** start **
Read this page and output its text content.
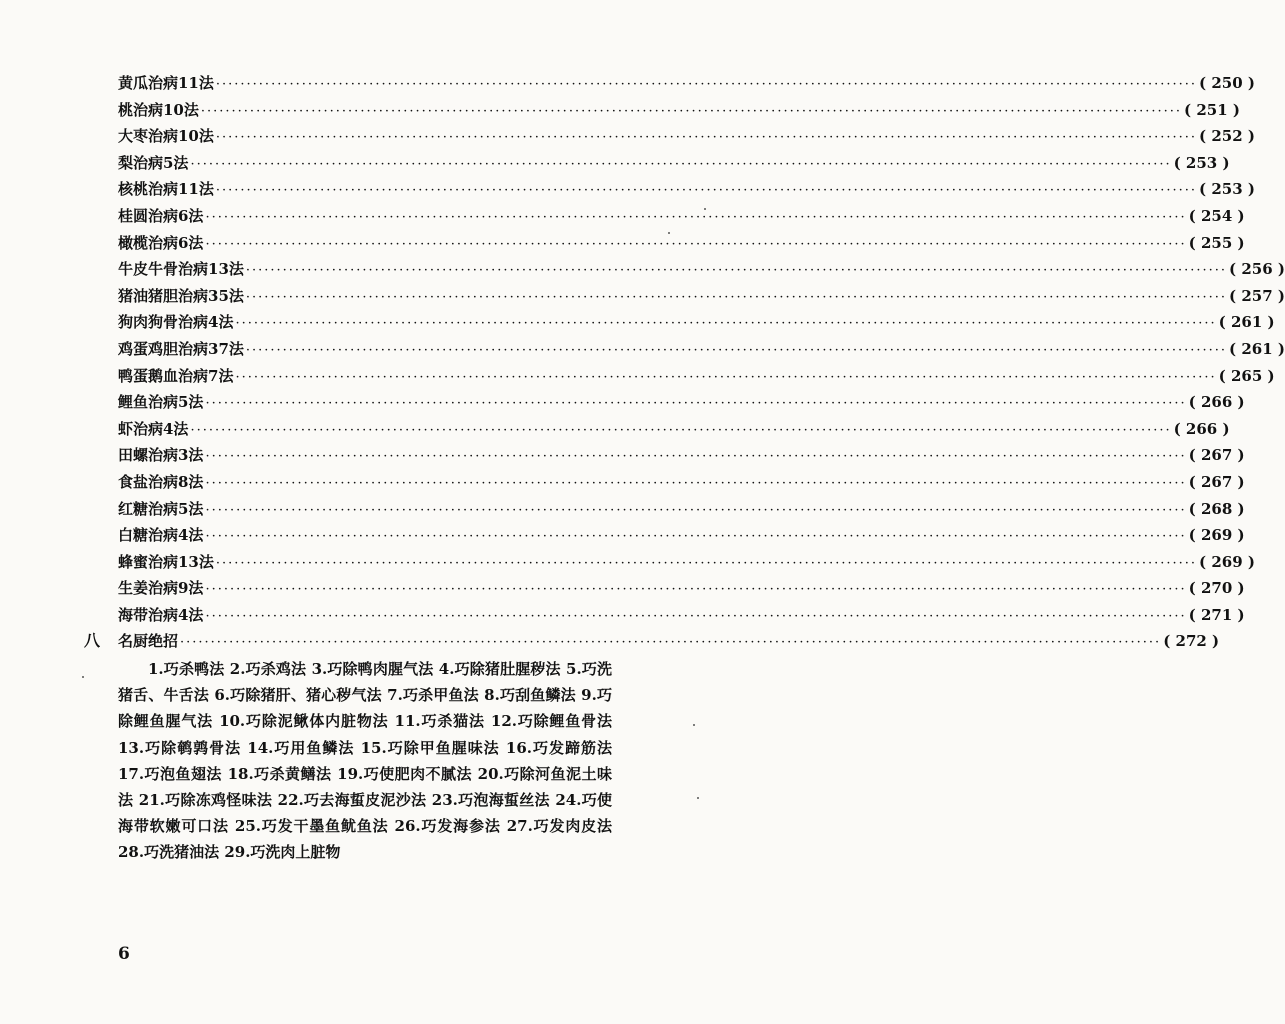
黄瓜治病11法 ································································································································································ ( 250 )
桃治病10法 ································································································································································ ( 251 )
大枣治病10法 ································································································································································ ( 252 )
梨治病5法 ································································································································································ ( 253 )
核桃治病11法 ································································································································································ ( 253 )
桂圆治病6法 ································································································································································ ( 254 )
橄榄治病6法 ································································································································································ ( 255 )
牛皮牛骨治病13法 ································································································································································ ( 256 )
猪油猪胆治病35法 ································································································································································ ( 257 )
狗肉狗骨治病4法 ································································································································································ ( 261 )
鸡蛋鸡胆治病37法 ································································································································································ ( 261 )
鸭蛋鹅血治病7法 ································································································································································ ( 265 )
鲤鱼治病5法 ································································································································································ ( 266 )
虾治病4法 ································································································································································ ( 266 )
田螺治病3法 ································································································································································ ( 267 )
食盐治病8法 ································································································································································ ( 267 )
红糖治病5法 ································································································································································ ( 268 )
白糖治病4法 ································································································································································ ( 269 )
蜂蜜治病13法 ································································································································································ ( 269 )
生姜治病9法 ································································································································································ ( 270 )
海带治病4法 ································································································································································ ( 271 )
八 名厨绝招 ································································································································································ ( 272 )

1.巧杀鸭法 2.巧杀鸡法 3.巧除鸭肉腥气法 4.巧除猪肚腥秽法 5.巧洗猪舌、牛舌法 6.巧除猪肝、猪心秽气法 7.巧杀甲鱼法 8.巧刮鱼鳞法 9.巧除鲤鱼腥气法 10.巧除泥鳅体内脏物法 11.巧杀猫法 12.巧除鲤鱼骨法 13.巧除鹌鹑骨法 14.巧用鱼鳞法 15.巧除甲鱼腥味法 16.巧发蹄筋法 17.巧泡鱼翅法 18.巧杀黄鳝法 19.巧使肥肉不腻法 20.巧除河鱼泥土味法 21.巧除冻鸡怪味法 22.巧去海蜇皮泥沙法 23.巧泡海蜇丝法 24.巧使海带软嫩可口法 25.巧发干墨鱼鱿鱼法 26.巧发海参法 27.巧发肉皮法 28.巧洗猪油法 29.巧洗肉上脏物

6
** end **
Exactly reproduce the entries above, minus the pictures.

▶ Solution for this exercise:
Read this page and output its text content.
黄瓜治病11法 ································································································································································ ( 250 )
桃治病10法 ································································································································································ ( 251 )
大枣治病10法 ································································································································································ ( 252 )
梨治病5法 ································································································································································ ( 253 )
核桃治病11法 ································································································································································ ( 253 )
桂圆治病6法 ································································································································································ ( 254 )
橄榄治病6法 ································································································································································ ( 255 )
牛皮牛骨治病13法 ································································································································································ ( 256 )
猪油猪胆治病35法 ································································································································································ ( 257 )
狗肉狗骨治病4法 ································································································································································ ( 261 )
鸡蛋鸡胆治病37法 ································································································································································ ( 261 )
鸭蛋鹅血治病7法 ································································································································································ ( 265 )
鲤鱼治病5法 ································································································································································ ( 266 )
虾治病4法 ································································································································································ ( 266 )
田螺治病3法 ································································································································································ ( 267 )
食盐治病8法 ································································································································································ ( 267 )
红糖治病5法 ································································································································································ ( 268 )
白糖治病4法 ································································································································································ ( 269 )
蜂蜜治病13法 ································································································································································ ( 269 )
生姜治病9法 ································································································································································ ( 270 )
海带治病4法 ································································································································································ ( 271 )
八 名厨绝招 ································································································································································ ( 272 )

1.巧杀鸭法 2.巧杀鸡法 3.巧除鸭肉腥气法 4.巧除猪肚腥秽法 5.巧洗猪舌、牛舌法 6.巧除猪肝、猪心秽气法 7.巧杀甲鱼法 8.巧刮鱼鳞法 9.巧除鲤鱼腥气法 10.巧除泥鳅体内脏物法 11.巧杀猫法 12.巧除鲤鱼骨法 13.巧除鹌鹑骨法 14.巧用鱼鳞法 15.巧除甲鱼腥味法 16.巧发蹄筋法 17.巧泡鱼翅法 18.巧杀黄鳝法 19.巧使肥肉不腻法 20.巧除河鱼泥土味法 21.巧除冻鸡怪味法 22.巧去海蜇皮泥沙法 23.巧泡海蜇丝法 24.巧使海带软嫩可口法 25.巧发干墨鱼鱿鱼法 26.巧发海参法 27.巧发肉皮法 28.巧洗猪油法 29.巧洗肉上脏物

6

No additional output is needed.